#### EXERCISE BRIEF
Copy every line of the records below where the word "sodium" occurs.

· · · · · · ·

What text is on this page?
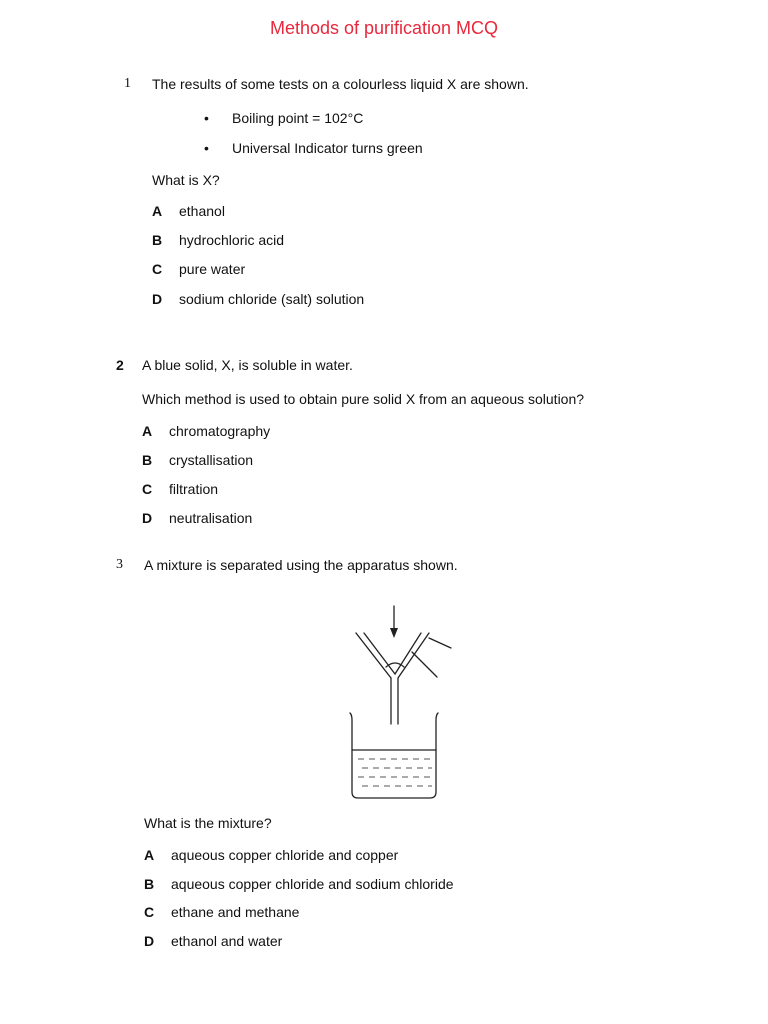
Methods of purification MCQ
1 The results of some tests on a colourless liquid X are shown.
• Boiling point = 102°C
• Universal Indicator turns green
What is X?
A ethanol
B hydrochloric acid
C pure water
D sodium chloride (salt) solution
2 A blue solid, X, is soluble in water.
Which method is used to obtain pure solid X from an aqueous solution?
A chromatography
B crystallisation
C filtration
D neutralisation
3 A mixture is separated using the apparatus shown.
What is the mixture?
A aqueous copper chloride and copper
B aqueous copper chloride and sodium chloride
C ethane and methane
D ethanol and water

· · · · · · ·

#### EXPECTED ANSWER
D sodium chloride (salt) solution
B aqueous copper chloride and sodium chloride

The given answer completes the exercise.